▶ _THE DATA_
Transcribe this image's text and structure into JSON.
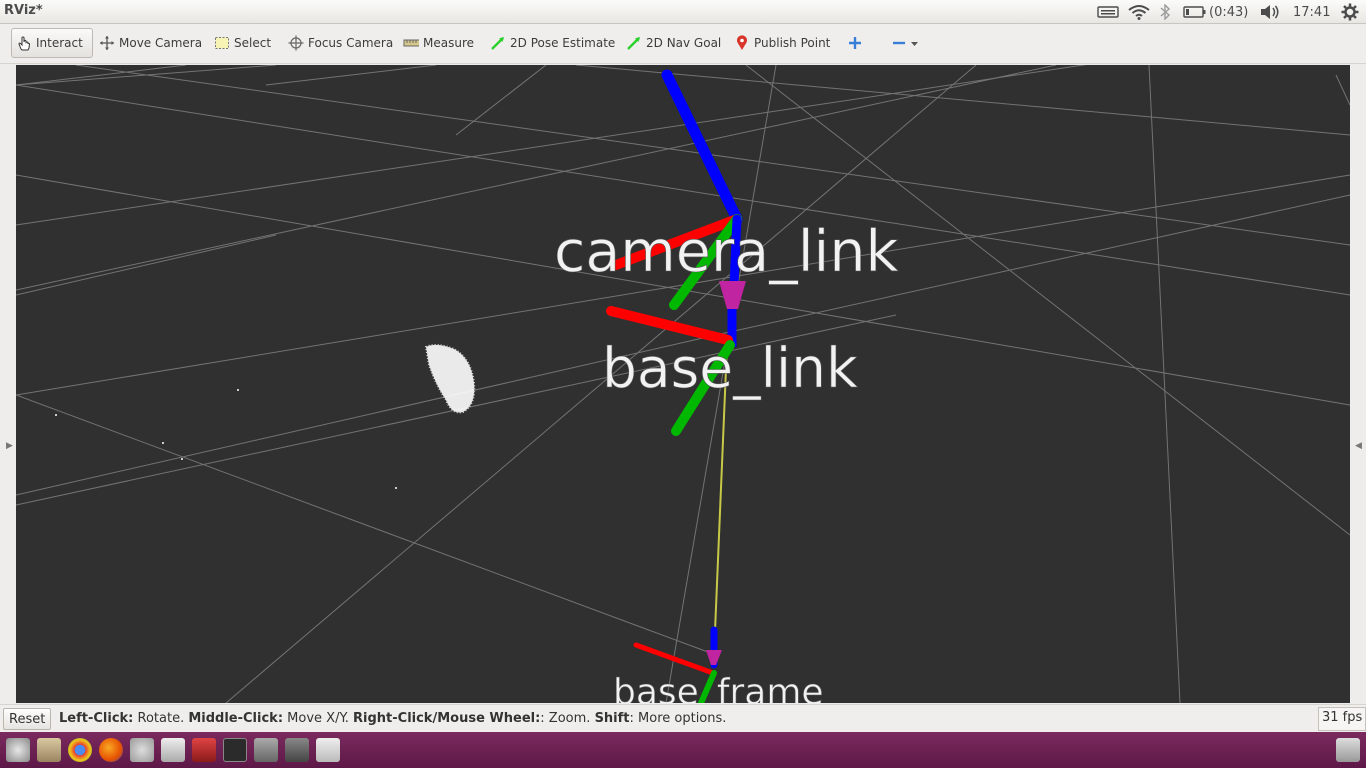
{
  "window": {
    "title": "RViz*"
  },
  "tray": {
    "battery": "(0:43)",
    "clock": "17:41"
  },
  "toolbar": {
    "interact": "Interact",
    "move_camera": "Move Camera",
    "select": "Select",
    "focus_camera": "Focus Camera",
    "measure": "Measure",
    "pose_estimate": "2D Pose Estimate",
    "nav_goal": "2D Nav Goal",
    "publish_point": "Publish Point"
  },
  "viewport": {
    "frames": [
      "camera_link",
      "base_link",
      "base_frame"
    ]
  },
  "statusbar": {
    "reset": "Reset",
    "help_left_key": "Left-Click:",
    "help_left_val": " Rotate. ",
    "help_mid_key": "Middle-Click:",
    "help_mid_val": " Move X/Y. ",
    "help_right_key": "Right-Click/Mouse Wheel:",
    "help_right_val": ": Zoom. ",
    "help_shift_key": "Shift",
    "help_shift_val": ": More options.",
    "fps": "31 fps"
  },
  "colors": {
    "launcher": "#5d1848",
    "viewport_bg": "#303030",
    "axis_x": "#ff0000",
    "axis_y": "#00c000",
    "axis_z": "#0000ff",
    "connector": "#d4d444"
  }
}
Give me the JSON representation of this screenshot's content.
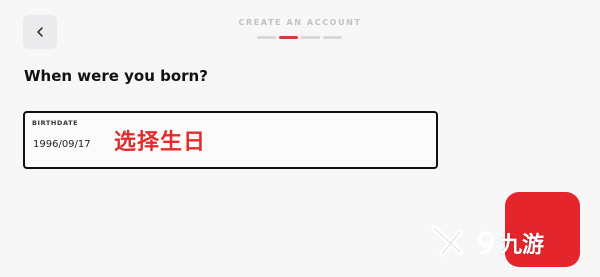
{
  "header": {
    "title": "CREATE AN ACCOUNT",
    "back_icon": "chevron-left-icon",
    "progress": {
      "total_steps": 4,
      "current_step": 2
    }
  },
  "form": {
    "question": "When were you born?",
    "birthdate_label": "BIRTHDATE",
    "birthdate_value": "1996/09/17"
  },
  "annotation": {
    "text": "选择生日"
  },
  "next_button": {
    "icon": "arrow-right-icon"
  },
  "watermark": {
    "text": "九游",
    "logo": "9game-logo"
  },
  "colors": {
    "accent": "#e5252c",
    "progress_active": "#d9363e",
    "progress_inactive": "#d8d8dc",
    "background": "#f7f7f8",
    "annotation": "#e52b2b"
  }
}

▶ _WORK TO DO_
From the data above, pick out each line containing "this" and copy it.

▶ _THE ANSWER_
Transcribe this image's text and structure into JSON.
Give me the JSON representation of this screenshot's content.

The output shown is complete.